EXERCISE INPUT =>
* * * * * * * * *

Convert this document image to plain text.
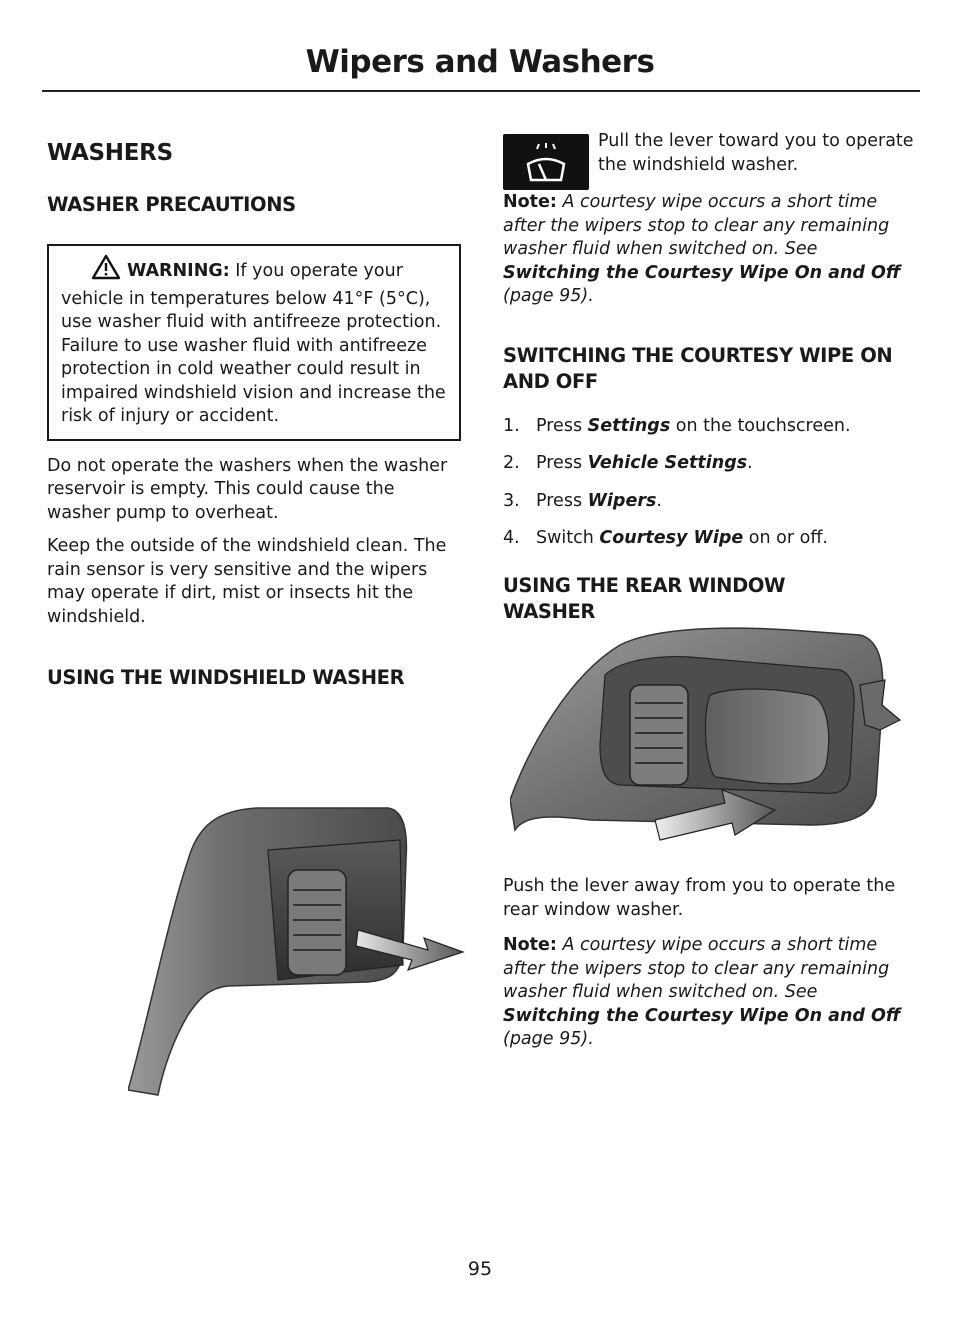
Wipers and Washers
WASHERS
WASHER PRECAUTIONS

WARNING: If you operate your vehicle in temperatures below 41°F (5°C), use washer fluid with antifreeze protection. Failure to use washer fluid with antifreeze protection in cold weather could result in impaired windshield vision and increase the risk of injury or accident.

Do not operate the washers when the washer reservoir is empty. This could cause the washer pump to overheat.

Keep the outside of the windshield clean. The rain sensor is very sensitive and the wipers may operate if dirt, mist or insects hit the windshield.

USING THE WINDSHIELD WASHER

Pull the lever toward you to operate the windshield washer.

Note: A courtesy wipe occurs a short time after the wipers stop to clear any remaining washer fluid when switched on. See Switching the Courtesy Wipe On and Off (page 95).

SWITCHING THE COURTESY WIPE ON AND OFF
1. Press Settings on the touchscreen.
2. Press Vehicle Settings.
3. Press Wipers.
4. Switch Courtesy Wipe on or off.
USING THE REAR WINDOW WASHER

Push the lever away from you to operate the rear window washer.

Note: A courtesy wipe occurs a short time after the wipers stop to clear any remaining washer fluid when switched on. See Switching the Courtesy Wipe On and Off (page 95).

95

* * * * * * * * *

The pictures in the entries should be left out; output everything else exactly.

EXERCISE OUTPUT =>
Convert this document image to plain text.
Wipers and Washers
WASHERS
WASHER PRECAUTIONS

WARNING: If you operate your vehicle in temperatures below 41°F (5°C), use washer fluid with antifreeze protection. Failure to use washer fluid with antifreeze protection in cold weather could result in impaired windshield vision and increase the risk of injury or accident.

Do not operate the washers when the washer reservoir is empty. This could cause the washer pump to overheat.

Keep the outside of the windshield clean. The rain sensor is very sensitive and the wipers may operate if dirt, mist or insects hit the windshield.

USING THE WINDSHIELD WASHER

Pull the lever toward you to operate the windshield washer.

Note: A courtesy wipe occurs a short time after the wipers stop to clear any remaining washer fluid when switched on. See Switching the Courtesy Wipe On and Off (page 95).

SWITCHING THE COURTESY WIPE ON AND OFF
1. Press Settings on the touchscreen.
2. Press Vehicle Settings.
3. Press Wipers.
4. Switch Courtesy Wipe on or off.
USING THE REAR WINDOW WASHER

Push the lever away from you to operate the rear window washer.

Note: A courtesy wipe occurs a short time after the wipers stop to clear any remaining washer fluid when switched on. See Switching the Courtesy Wipe On and Off (page 95).

95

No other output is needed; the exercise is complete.